■ **RAW RECORDS**:
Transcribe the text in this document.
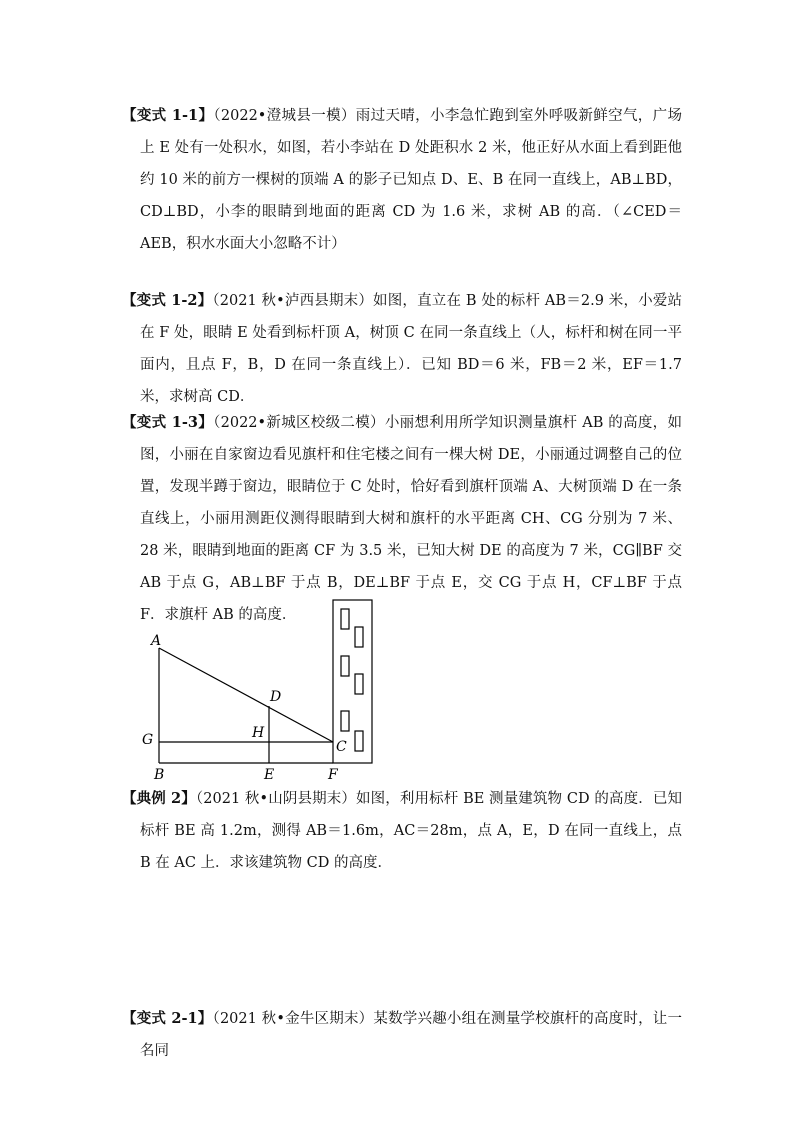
【变式 1-1】（2022•澄城县一模）雨过天晴，小李急忙跑到室外呼吸新鲜空气，广场上 E 处有一处积水，如图，若小李站在 D 处距积水 2 米，他正好从水面上看到距他约 10 米的前方一棵树的顶端 A 的影子已知点 D、E、B 在同一直线上，AB⊥BD，CD⊥BD，小李的眼睛到地面的距离 CD 为 1.6 米，求树 AB 的高．（∠CED＝AEB，积水水面大小忽略不计）
【变式 1-2】（2021 秋•泸西县期末）如图，直立在 B 处的标杆 AB＝2.9 米，小爱站在 F 处，眼睛 E 处看到标杆顶 A，树顶 C 在同一条直线上（人，标杆和树在同一平面内，且点 F，B，D 在同一条直线上）．已知 BD＝6 米，FB＝2 米，EF＝1.7 米，求树高 CD．
【变式 1-3】（2022•新城区校级二模）小丽想利用所学知识测量旗杆 AB 的高度，如图，小丽在自家窗边看见旗杆和住宅楼之间有一棵大树 DE，小丽通过调整自己的位置，发现半蹲于窗边，眼睛位于 C 处时，恰好看到旗杆顶端 A、大树顶端 D 在一条直线上，小丽用测距仪测得眼睛到大树和旗杆的水平距离 CH、CG 分别为 7 米、28 米，眼睛到地面的距离 CF 为 3.5 米，已知大树 DE 的高度为 7 米，CG∥BF 交 AB 于点 G，AB⊥BF 于点 B，DE⊥BF 于点 E，交 CG 于点 H，CF⊥BF 于点 F．求旗杆 AB 的高度．
A
D
G	H
C
B	E	F
【典例 2】（2021 秋•山阴县期末）如图，利用标杆 BE 测量建筑物 CD 的高度．已知标杆 BE 高 1.2m，测得 AB＝1.6m，AC＝28m，点 A，E，D 在同一直线上，点 B 在 AC 上．求该建筑物 CD 的高度．
【变式 2-1】（2021 秋•金牛区期末）某数学兴趣小组在测量学校旗杆的高度时，让一名同
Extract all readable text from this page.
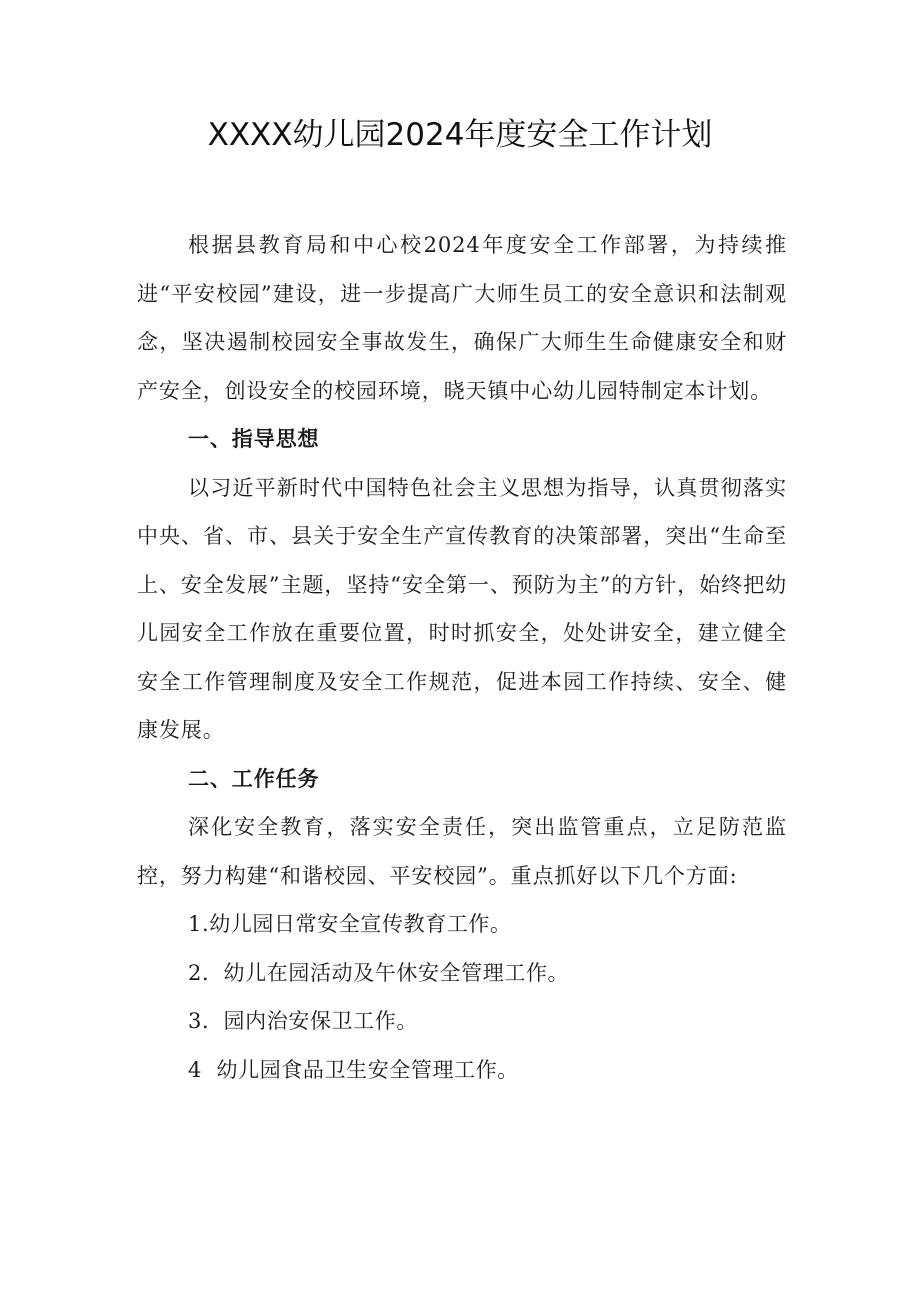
XXXX幼儿园2024年度安全工作计划

根据县教育局和中心校2024年度安全工作部署，为持续推进“平安校园”建设，进一步提高广大师生员工的安全意识和法制观念，坚决遏制校园安全事故发生，确保广大师生生命健康安全和财产安全，创设安全的校园环境，晓天镇中心幼儿园特制定本计划。

一、指导思想

以习近平新时代中国特色社会主义思想为指导，认真贯彻落实中央、省、市、县关于安全生产宣传教育的决策部署，突出“生命至上、安全发展”主题，坚持“安全第一、预防为主”的方针，始终把幼儿园安全工作放在重要位置，时时抓安全，处处讲安全，建立健全安全工作管理制度及安全工作规范，促进本园工作持续、安全、健康发展。

二、工作任务

深化安全教育，落实安全责任，突出监管重点，立足防范监控，努力构建“和谐校园、平安校园”。重点抓好以下几个方面:

1.幼儿园日常安全宣传教育工作。

2．幼儿在园活动及午休安全管理工作。

3．园内治安保卫工作。

4  幼儿园食品卫生安全管理工作。
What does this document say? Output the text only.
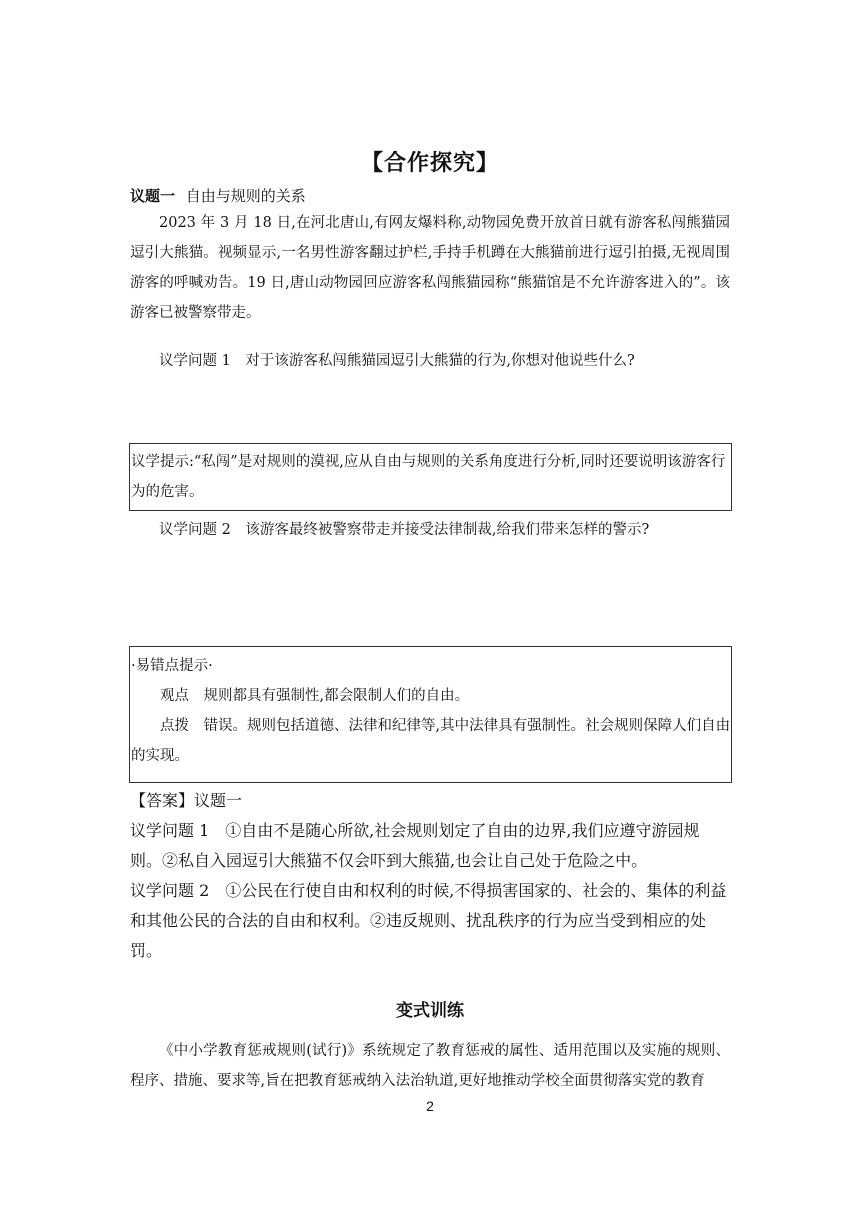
【合作探究】
议题一 自由与规则的关系

2023 年 3 月 18 日,在河北唐山,有网友爆料称,动物园免费开放首日就有游客私闯熊猫园逗引大熊猫。视频显示,一名男性游客翻过护栏,手持手机蹲在大熊猫前进行逗引拍摄,无视周围游客的呼喊劝告。19 日,唐山动物园回应游客私闯熊猫园称“熊猫馆是不允许游客进入的”。该游客已被警察带走。

议学问题 1　对于该游客私闯熊猫园逗引大熊猫的行为,你想对他说些什么?

议学提示:“私闯”是对规则的漠视,应从自由与规则的关系角度进行分析,同时还要说明该游客行为的危害。

议学问题 2　该游客最终被警察带走并接受法律制裁,给我们带来怎样的警示?

·易错点提示·

观点　规则都具有强制性,都会限制人们的自由。

点拨　错误。规则包括道德、法律和纪律等,其中法律具有强制性。社会规则保障人们自由的实现。

【答案】议题一

议学问题 1　①自由不是随心所欲,社会规则划定了自由的边界,我们应遵守游园规则。②私自入园逗引大熊猫不仅会吓到大熊猫,也会让自己处于危险之中。

议学问题 2　①公民在行使自由和权利的时候,不得损害国家的、社会的、集体的利益和其他公民的合法的自由和权利。②违反规则、扰乱秩序的行为应当受到相应的处罚。

变式训练

《中小学教育惩戒规则(试行)》系统规定了教育惩戒的属性、适用范围以及实施的规则、程序、措施、要求等,旨在把教育惩戒纳入法治轨道,更好地推动学校全面贯彻落实党的教育

2
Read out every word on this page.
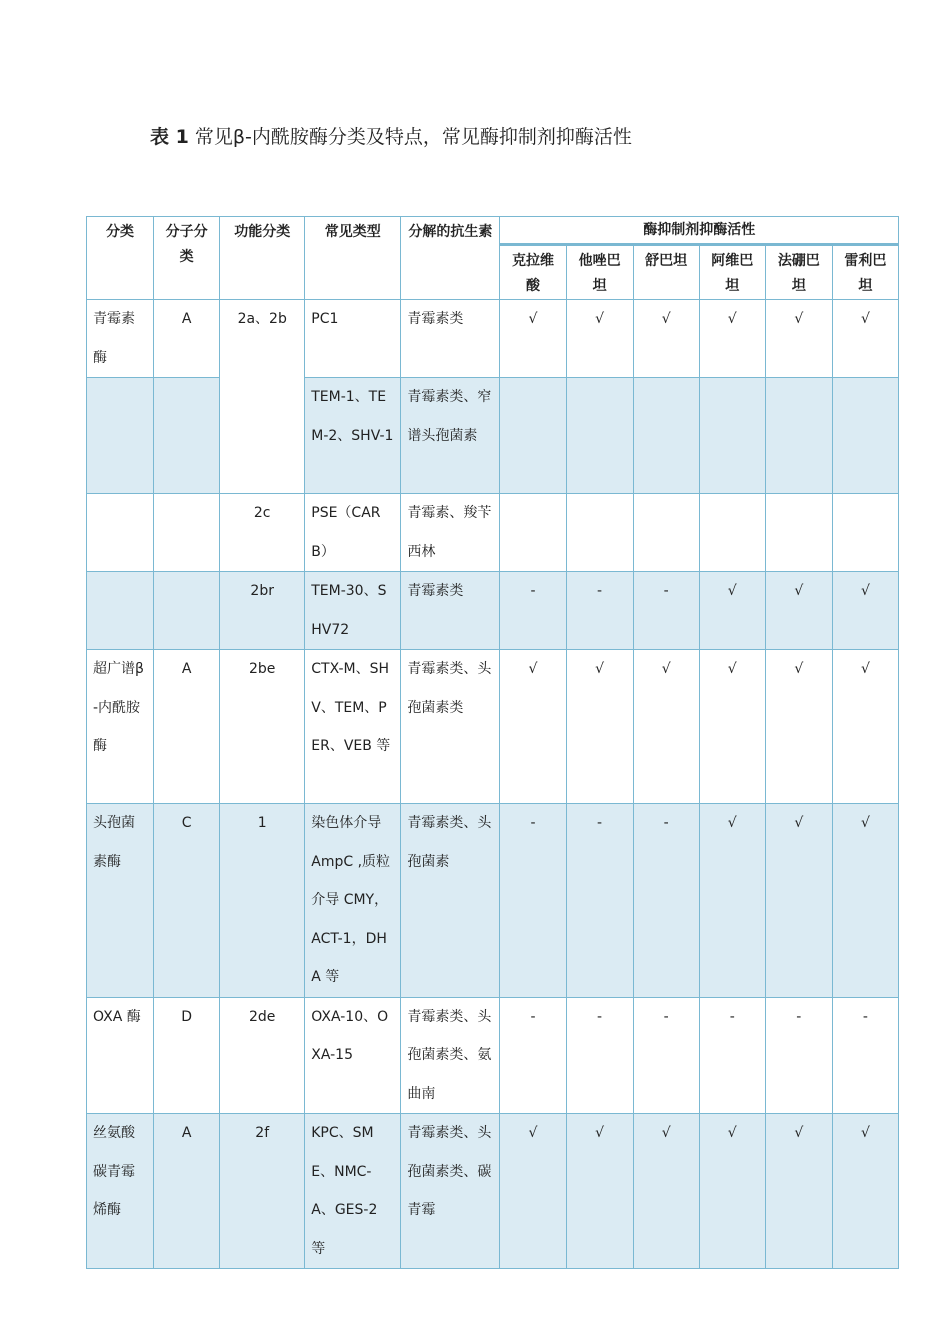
表 1 常见β-内酰胺酶分类及特点，常见酶抑制剂抑酶活性
分类	分子分类	功能分类	常见类型	分解的抗生素	酶抑制剂抑酶活性					
					克拉维酸	他唑巴坦	舒巴坦	阿维巴坦	法硼巴坦	雷利巴坦
青霉素酶	A	2a、2b	PC1	青霉素类	√	√	√	√	√	√
			TEM-1、TEM-2、SHV-1	青霉素类、窄谱头孢菌素						
		2c	PSE（CARB）	青霉素、羧苄西林						
		2br	TEM-30、SHV72	青霉素类	-	-	-	√	√	√
超广谱β-内酰胺酶	A	2be	CTX-M、SHV、TEM、PER、VEB 等	青霉素类、头孢菌素类	√	√	√	√	√	√
头孢菌素酶	C	1	染色体介导 AmpC ,质粒介导 CMY，ACT-1，DHA 等	青霉素类、头孢菌素	-	-	-	√	√	√
OXA 酶	D	2de	OXA-10、OXA-15	青霉素类、头孢菌素类、氨曲南	-	-	-	-	-	-
丝氨酸碳青霉烯酶	A	2f	KPC、SME、NMC-A、GES-2 等	青霉素类、头孢菌素类、碳青霉	√	√	√	√	√	√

■ **WHAT IS BEING ASKED**: Print each of the records above exactly as written, leaving no picture in the copy.

■ **THE RESULT**:
Transcribe the text in this document.
【变式 1-1】（2022•澄城县一模）雨过天晴，小李急忙跑到室外呼吸新鲜空气，广场上 E 处有一处积水，如图，若小李站在 D 处距积水 2 米，他正好从水面上看到距他约 10 米的前方一棵树的顶端 A 的影子已知点 D、E、B 在同一直线上，AB⊥BD，CD⊥BD，小李的眼睛到地面的距离 CD 为 1.6 米，求树 AB 的高．（∠CED＝AEB，积水水面大小忽略不计）
【变式 1-2】（2021 秋•泸西县期末）如图，直立在 B 处的标杆 AB＝2.9 米，小爱站在 F 处，眼睛 E 处看到标杆顶 A，树顶 C 在同一条直线上（人，标杆和树在同一平面内，且点 F，B，D 在同一条直线上）．已知 BD＝6 米，FB＝2 米，EF＝1.7 米，求树高 CD．
【变式 1-3】（2022•新城区校级二模）小丽想利用所学知识测量旗杆 AB 的高度，如图，小丽在自家窗边看见旗杆和住宅楼之间有一棵大树 DE，小丽通过调整自己的位置，发现半蹲于窗边，眼睛位于 C 处时，恰好看到旗杆顶端 A、大树顶端 D 在一条直线上，小丽用测距仪测得眼睛到大树和旗杆的水平距离 CH、CG 分别为 7 米、28 米，眼睛到地面的距离 CF 为 3.5 米，已知大树 DE 的高度为 7 米，CG∥BF 交 AB 于点 G，AB⊥BF 于点 B，DE⊥BF 于点 E，交 CG 于点 H，CF⊥BF 于点 F．求旗杆 AB 的高度．
A
D
G	H
C
B	E	F
【典例 2】（2021 秋•山阴县期末）如图，利用标杆 BE 测量建筑物 CD 的高度．已知标杆 BE 高 1.2m，测得 AB＝1.6m，AC＝28m，点 A，E，D 在同一直线上，点 B 在 AC 上．求该建筑物 CD 的高度．
【变式 2-1】（2021 秋•金牛区期末）某数学兴趣小组在测量学校旗杆的高度时，让一名同
Extract all readable text from this page.
XXXX幼儿园2024年度安全工作计划

根据县教育局和中心校2024年度安全工作部署，为持续推进“平安校园”建设，进一步提高广大师生员工的安全意识和法制观念，坚决遏制校园安全事故发生，确保广大师生生命健康安全和财产安全，创设安全的校园环境，晓天镇中心幼儿园特制定本计划。

一、指导思想

以习近平新时代中国特色社会主义思想为指导，认真贯彻落实中央、省、市、县关于安全生产宣传教育的决策部署，突出“生命至上、安全发展”主题，坚持“安全第一、预防为主”的方针，始终把幼儿园安全工作放在重要位置，时时抓安全，处处讲安全，建立健全安全工作管理制度及安全工作规范，促进本园工作持续、安全、健康发展。

二、工作任务

深化安全教育，落实安全责任，突出监管重点，立足防范监控，努力构建“和谐校园、平安校园”。重点抓好以下几个方面:

1.幼儿园日常安全宣传教育工作。

2．幼儿在园活动及午休安全管理工作。

3．园内治安保卫工作。

4  幼儿园食品卫生安全管理工作。
What does this document say? Output the text only.
【合作探究】
议题一 自由与规则的关系

2023 年 3 月 18 日,在河北唐山,有网友爆料称,动物园免费开放首日就有游客私闯熊猫园逗引大熊猫。视频显示,一名男性游客翻过护栏,手持手机蹲在大熊猫前进行逗引拍摄,无视周围游客的呼喊劝告。19 日,唐山动物园回应游客私闯熊猫园称“熊猫馆是不允许游客进入的”。该游客已被警察带走。

议学问题 1　对于该游客私闯熊猫园逗引大熊猫的行为,你想对他说些什么?

议学提示:“私闯”是对规则的漠视,应从自由与规则的关系角度进行分析,同时还要说明该游客行为的危害。

议学问题 2　该游客最终被警察带走并接受法律制裁,给我们带来怎样的警示?

·易错点提示·

观点　规则都具有强制性,都会限制人们的自由。

点拨　错误。规则包括道德、法律和纪律等,其中法律具有强制性。社会规则保障人们自由的实现。

【答案】议题一

议学问题 1　①自由不是随心所欲,社会规则划定了自由的边界,我们应遵守游园规则。②私自入园逗引大熊猫不仅会吓到大熊猫,也会让自己处于危险之中。

议学问题 2　①公民在行使自由和权利的时候,不得损害国家的、社会的、集体的利益和其他公民的合法的自由和权利。②违反规则、扰乱秩序的行为应当受到相应的处罚。

变式训练

《中小学教育惩戒规则(试行)》系统规定了教育惩戒的属性、适用范围以及实施的规则、程序、措施、要求等,旨在把教育惩戒纳入法治轨道,更好地推动学校全面贯彻落实党的教育

2
Read out every word on this page.
表 1 常见β-内酰胺酶分类及特点，常见酶抑制剂抑酶活性
分类	分子分类	功能分类	常见类型	分解的抗生素	酶抑制剂抑酶活性					
					克拉维酸	他唑巴坦	舒巴坦	阿维巴坦	法硼巴坦	雷利巴坦
青霉素酶	A	2a、2b	PC1	青霉素类	√	√	√	√	√	√
			TEM-1、TEM-2、SHV-1	青霉素类、窄谱头孢菌素						
		2c	PSE（CARB）	青霉素、羧苄西林						
		2br	TEM-30、SHV72	青霉素类	-	-	-	√	√	√
超广谱β-内酰胺酶	A	2be	CTX-M、SHV、TEM、PER、VEB 等	青霉素类、头孢菌素类	√	√	√	√	√	√
头孢菌素酶	C	1	染色体介导 AmpC ,质粒介导 CMY，ACT-1，DHA 等	青霉素类、头孢菌素	-	-	-	√	√	√
OXA 酶	D	2de	OXA-10、OXA-15	青霉素类、头孢菌素类、氨曲南	-	-	-	-	-	-
丝氨酸碳青霉烯酶	A	2f	KPC、SME、NMC-A、GES-2 等	青霉素类、头孢菌素类、碳青霉	√	√	√	√	√	√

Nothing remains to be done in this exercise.